**WORK TO BE COMPLETED**: Go through the material and write it all out exactly, minus the pictures.

**RECORDS FOR THIS EXERCISE**:
******************************

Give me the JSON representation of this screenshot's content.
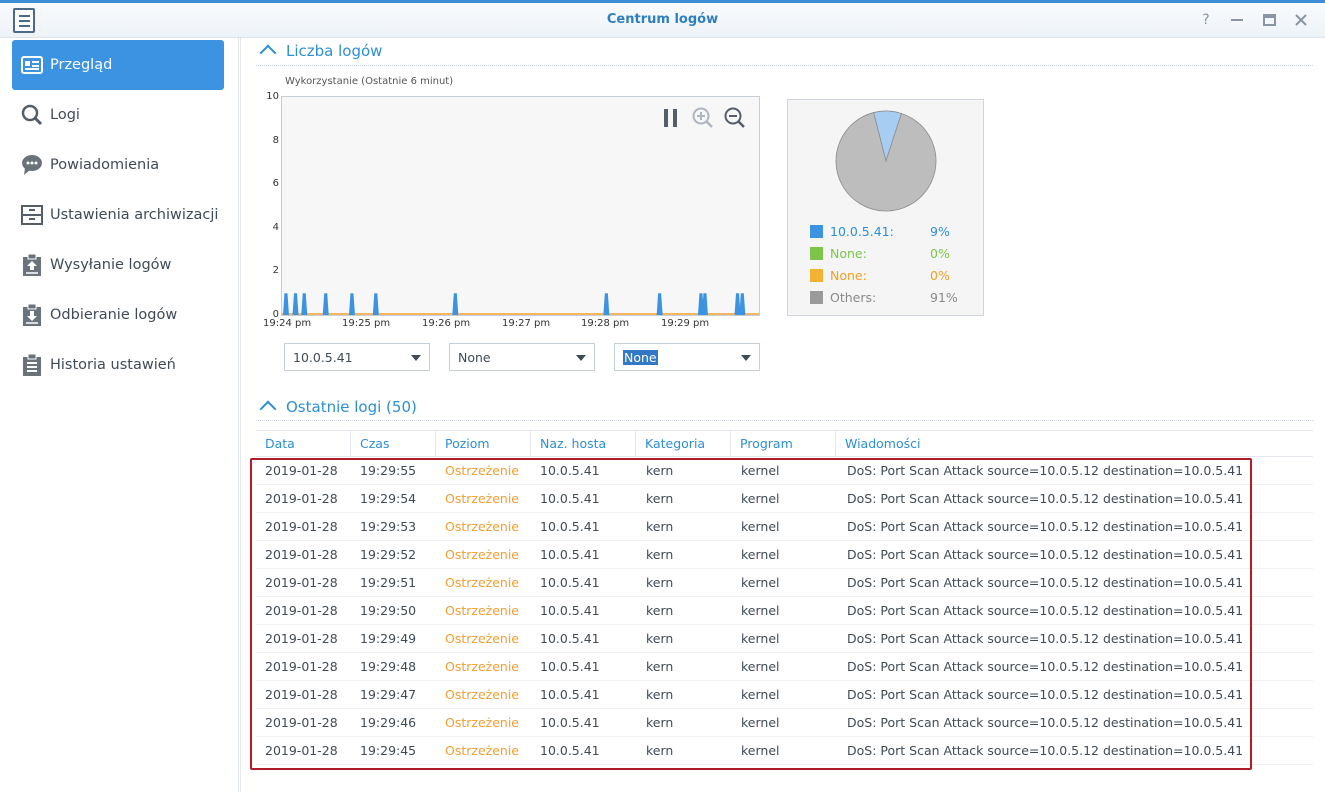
{
  "window": {
    "title": "Centrum logów"
  },
  "sidebar": {
    "items": [
      {
        "label": "Przegląd",
        "icon": "overview-card-icon",
        "active": true
      },
      {
        "label": "Logi",
        "icon": "search-icon",
        "active": false
      },
      {
        "label": "Powiadomienia",
        "icon": "speech-bubble-icon",
        "active": false
      },
      {
        "label": "Ustawienia archiwizacji",
        "icon": "archive-drawer-icon",
        "active": false
      },
      {
        "label": "Wysyłanie logów",
        "icon": "clipboard-upload-icon",
        "active": false
      },
      {
        "label": "Odbieranie logów",
        "icon": "clipboard-download-icon",
        "active": false
      },
      {
        "label": "Historia ustawień",
        "icon": "clipboard-list-icon",
        "active": false
      }
    ]
  },
  "log_count": {
    "heading": "Liczba logów",
    "chart_caption": "Wykorzystanie (Ostatnie 6 minut)",
    "selects": [
      "10.0.5.41",
      "None",
      "None"
    ],
    "pie_legend": [
      {
        "label": "10.0.5.41:",
        "value": "9%",
        "color": "#3b93e2"
      },
      {
        "label": "None:",
        "value": "0%",
        "color": "#7cc54a"
      },
      {
        "label": "None:",
        "value": "0%",
        "color": "#f2b233"
      },
      {
        "label": "Others:",
        "value": "91%",
        "color": "#9a9a9a"
      }
    ]
  },
  "chart_data": [
    {
      "type": "area",
      "title": "Wykorzystanie (Ostatnie 6 minut)",
      "x_tick_labels": [
        "19:24 pm",
        "19:25 pm",
        "19:26 pm",
        "19:27 pm",
        "19:28 pm",
        "19:29 pm"
      ],
      "ylim": [
        0,
        10
      ],
      "y_ticks": [
        0,
        2,
        4,
        6,
        8,
        10
      ],
      "series_color": "#3b93e2",
      "spike_minutes": [
        0.05,
        0.17,
        0.28,
        0.55,
        0.88,
        1.18,
        2.18,
        4.08,
        4.75,
        5.27,
        5.32,
        5.73,
        5.79
      ],
      "spike_value": 1
    },
    {
      "type": "pie",
      "labels": [
        "10.0.5.41",
        "None",
        "None",
        "Others"
      ],
      "values": [
        9,
        0,
        0,
        91
      ],
      "colors": [
        "#a8cdf2",
        "#7cc54a",
        "#f2b233",
        "#bdbdbd"
      ]
    }
  ],
  "recent_logs": {
    "heading": "Ostatnie logi (50)",
    "columns": [
      "Data",
      "Czas",
      "Poziom",
      "Naz. hosta",
      "Kategoria",
      "Program",
      "Wiadomości"
    ],
    "rows": [
      [
        "2019-01-28",
        "19:29:55",
        "Ostrzeżenie",
        "10.0.5.41",
        "kern",
        "kernel",
        "DoS: Port Scan Attack source=10.0.5.12 destination=10.0.5.41"
      ],
      [
        "2019-01-28",
        "19:29:54",
        "Ostrzeżenie",
        "10.0.5.41",
        "kern",
        "kernel",
        "DoS: Port Scan Attack source=10.0.5.12 destination=10.0.5.41"
      ],
      [
        "2019-01-28",
        "19:29:53",
        "Ostrzeżenie",
        "10.0.5.41",
        "kern",
        "kernel",
        "DoS: Port Scan Attack source=10.0.5.12 destination=10.0.5.41"
      ],
      [
        "2019-01-28",
        "19:29:52",
        "Ostrzeżenie",
        "10.0.5.41",
        "kern",
        "kernel",
        "DoS: Port Scan Attack source=10.0.5.12 destination=10.0.5.41"
      ],
      [
        "2019-01-28",
        "19:29:51",
        "Ostrzeżenie",
        "10.0.5.41",
        "kern",
        "kernel",
        "DoS: Port Scan Attack source=10.0.5.12 destination=10.0.5.41"
      ],
      [
        "2019-01-28",
        "19:29:50",
        "Ostrzeżenie",
        "10.0.5.41",
        "kern",
        "kernel",
        "DoS: Port Scan Attack source=10.0.5.12 destination=10.0.5.41"
      ],
      [
        "2019-01-28",
        "19:29:49",
        "Ostrzeżenie",
        "10.0.5.41",
        "kern",
        "kernel",
        "DoS: Port Scan Attack source=10.0.5.12 destination=10.0.5.41"
      ],
      [
        "2019-01-28",
        "19:29:48",
        "Ostrzeżenie",
        "10.0.5.41",
        "kern",
        "kernel",
        "DoS: Port Scan Attack source=10.0.5.12 destination=10.0.5.41"
      ],
      [
        "2019-01-28",
        "19:29:47",
        "Ostrzeżenie",
        "10.0.5.41",
        "kern",
        "kernel",
        "DoS: Port Scan Attack source=10.0.5.12 destination=10.0.5.41"
      ],
      [
        "2019-01-28",
        "19:29:46",
        "Ostrzeżenie",
        "10.0.5.41",
        "kern",
        "kernel",
        "DoS: Port Scan Attack source=10.0.5.12 destination=10.0.5.41"
      ],
      [
        "2019-01-28",
        "19:29:45",
        "Ostrzeżenie",
        "10.0.5.41",
        "kern",
        "kernel",
        "DoS: Port Scan Attack source=10.0.5.12 destination=10.0.5.41"
      ]
    ]
  }
}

******************************

**REPLY TO THE TASK**:
Give me the JSON representation of this screenshot's content.
{
  "window": {
    "title": "Centrum logów"
  },
  "sidebar": {
    "items": [
      {
        "label": "Przegląd",
        "icon": "overview-card-icon",
        "active": true
      },
      {
        "label": "Logi",
        "icon": "search-icon",
        "active": false
      },
      {
        "label": "Powiadomienia",
        "icon": "speech-bubble-icon",
        "active": false
      },
      {
        "label": "Ustawienia archiwizacji",
        "icon": "archive-drawer-icon",
        "active": false
      },
      {
        "label": "Wysyłanie logów",
        "icon": "clipboard-upload-icon",
        "active": false
      },
      {
        "label": "Odbieranie logów",
        "icon": "clipboard-download-icon",
        "active": false
      },
      {
        "label": "Historia ustawień",
        "icon": "clipboard-list-icon",
        "active": false
      }
    ]
  },
  "log_count": {
    "heading": "Liczba logów",
    "chart_caption": "Wykorzystanie (Ostatnie 6 minut)",
    "selects": [
      "10.0.5.41",
      "None",
      "None"
    ],
    "pie_legend": [
      {
        "label": "10.0.5.41:",
        "value": "9%",
        "color": "#3b93e2"
      },
      {
        "label": "None:",
        "value": "0%",
        "color": "#7cc54a"
      },
      {
        "label": "None:",
        "value": "0%",
        "color": "#f2b233"
      },
      {
        "label": "Others:",
        "value": "91%",
        "color": "#9a9a9a"
      }
    ]
  },
  "chart_data": [
    {
      "type": "area",
      "title": "Wykorzystanie (Ostatnie 6 minut)",
      "x_tick_labels": [
        "19:24 pm",
        "19:25 pm",
        "19:26 pm",
        "19:27 pm",
        "19:28 pm",
        "19:29 pm"
      ],
      "ylim": [
        0,
        10
      ],
      "y_ticks": [
        0,
        2,
        4,
        6,
        8,
        10
      ],
      "series_color": "#3b93e2",
      "spike_minutes": [
        0.05,
        0.17,
        0.28,
        0.55,
        0.88,
        1.18,
        2.18,
        4.08,
        4.75,
        5.27,
        5.32,
        5.73,
        5.79
      ],
      "spike_value": 1
    },
    {
      "type": "pie",
      "labels": [
        "10.0.5.41",
        "None",
        "None",
        "Others"
      ],
      "values": [
        9,
        0,
        0,
        91
      ],
      "colors": [
        "#a8cdf2",
        "#7cc54a",
        "#f2b233",
        "#bdbdbd"
      ]
    }
  ],
  "recent_logs": {
    "heading": "Ostatnie logi (50)",
    "columns": [
      "Data",
      "Czas",
      "Poziom",
      "Naz. hosta",
      "Kategoria",
      "Program",
      "Wiadomości"
    ],
    "rows": [
      [
        "2019-01-28",
        "19:29:55",
        "Ostrzeżenie",
        "10.0.5.41",
        "kern",
        "kernel",
        "DoS: Port Scan Attack source=10.0.5.12 destination=10.0.5.41"
      ],
      [
        "2019-01-28",
        "19:29:54",
        "Ostrzeżenie",
        "10.0.5.41",
        "kern",
        "kernel",
        "DoS: Port Scan Attack source=10.0.5.12 destination=10.0.5.41"
      ],
      [
        "2019-01-28",
        "19:29:53",
        "Ostrzeżenie",
        "10.0.5.41",
        "kern",
        "kernel",
        "DoS: Port Scan Attack source=10.0.5.12 destination=10.0.5.41"
      ],
      [
        "2019-01-28",
        "19:29:52",
        "Ostrzeżenie",
        "10.0.5.41",
        "kern",
        "kernel",
        "DoS: Port Scan Attack source=10.0.5.12 destination=10.0.5.41"
      ],
      [
        "2019-01-28",
        "19:29:51",
        "Ostrzeżenie",
        "10.0.5.41",
        "kern",
        "kernel",
        "DoS: Port Scan Attack source=10.0.5.12 destination=10.0.5.41"
      ],
      [
        "2019-01-28",
        "19:29:50",
        "Ostrzeżenie",
        "10.0.5.41",
        "kern",
        "kernel",
        "DoS: Port Scan Attack source=10.0.5.12 destination=10.0.5.41"
      ],
      [
        "2019-01-28",
        "19:29:49",
        "Ostrzeżenie",
        "10.0.5.41",
        "kern",
        "kernel",
        "DoS: Port Scan Attack source=10.0.5.12 destination=10.0.5.41"
      ],
      [
        "2019-01-28",
        "19:29:48",
        "Ostrzeżenie",
        "10.0.5.41",
        "kern",
        "kernel",
        "DoS: Port Scan Attack source=10.0.5.12 destination=10.0.5.41"
      ],
      [
        "2019-01-28",
        "19:29:47",
        "Ostrzeżenie",
        "10.0.5.41",
        "kern",
        "kernel",
        "DoS: Port Scan Attack source=10.0.5.12 destination=10.0.5.41"
      ],
      [
        "2019-01-28",
        "19:29:46",
        "Ostrzeżenie",
        "10.0.5.41",
        "kern",
        "kernel",
        "DoS: Port Scan Attack source=10.0.5.12 destination=10.0.5.41"
      ],
      [
        "2019-01-28",
        "19:29:45",
        "Ostrzeżenie",
        "10.0.5.41",
        "kern",
        "kernel",
        "DoS: Port Scan Attack source=10.0.5.12 destination=10.0.5.41"
      ]
    ]
  }
}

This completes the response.